§ **Given instruction**
From the listing below, extract each line containing the string "values".

Figure record listings:
= = =

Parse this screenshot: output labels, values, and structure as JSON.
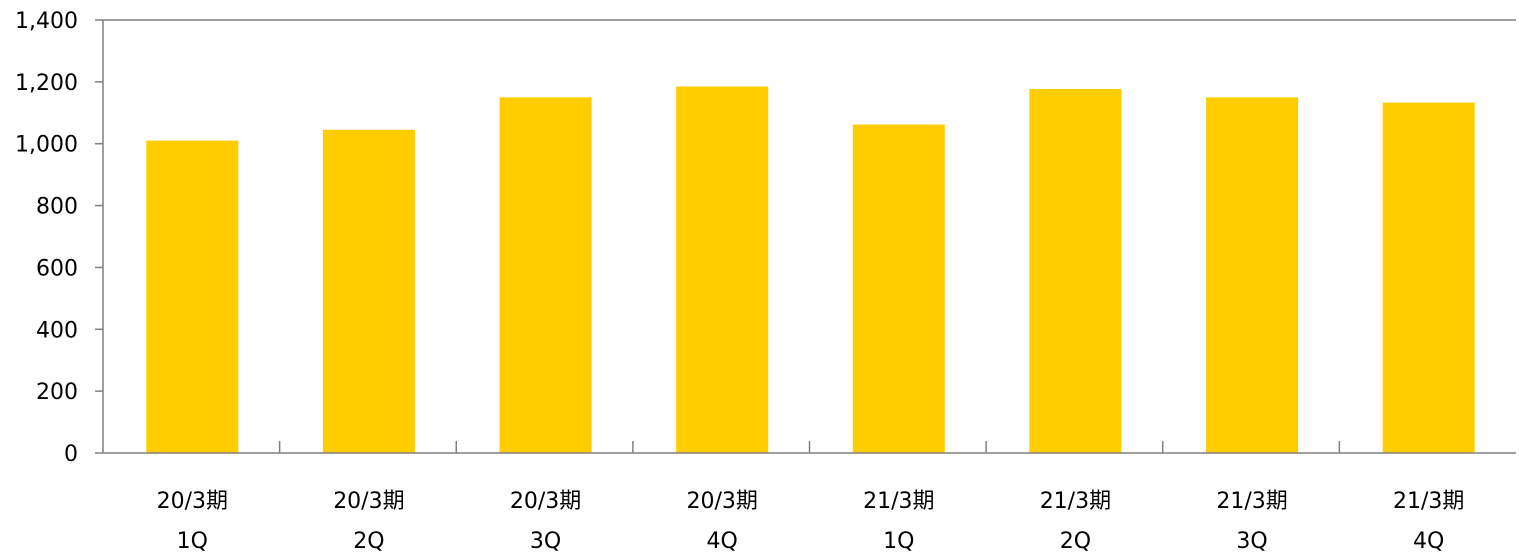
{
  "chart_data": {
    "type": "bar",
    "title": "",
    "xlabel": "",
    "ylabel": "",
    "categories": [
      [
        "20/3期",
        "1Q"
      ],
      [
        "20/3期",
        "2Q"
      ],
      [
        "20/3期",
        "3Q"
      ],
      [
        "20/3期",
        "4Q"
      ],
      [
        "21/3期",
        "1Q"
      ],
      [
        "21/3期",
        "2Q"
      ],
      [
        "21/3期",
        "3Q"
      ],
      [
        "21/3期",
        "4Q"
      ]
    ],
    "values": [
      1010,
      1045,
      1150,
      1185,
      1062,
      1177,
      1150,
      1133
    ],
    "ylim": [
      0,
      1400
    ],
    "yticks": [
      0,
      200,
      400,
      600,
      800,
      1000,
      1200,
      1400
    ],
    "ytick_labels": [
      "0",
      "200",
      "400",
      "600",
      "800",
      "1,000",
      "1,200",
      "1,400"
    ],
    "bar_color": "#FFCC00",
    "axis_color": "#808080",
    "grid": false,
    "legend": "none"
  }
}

= = =

§ **The result**
Parse this screenshot: output labels, values, and structure as JSON.
    "values": [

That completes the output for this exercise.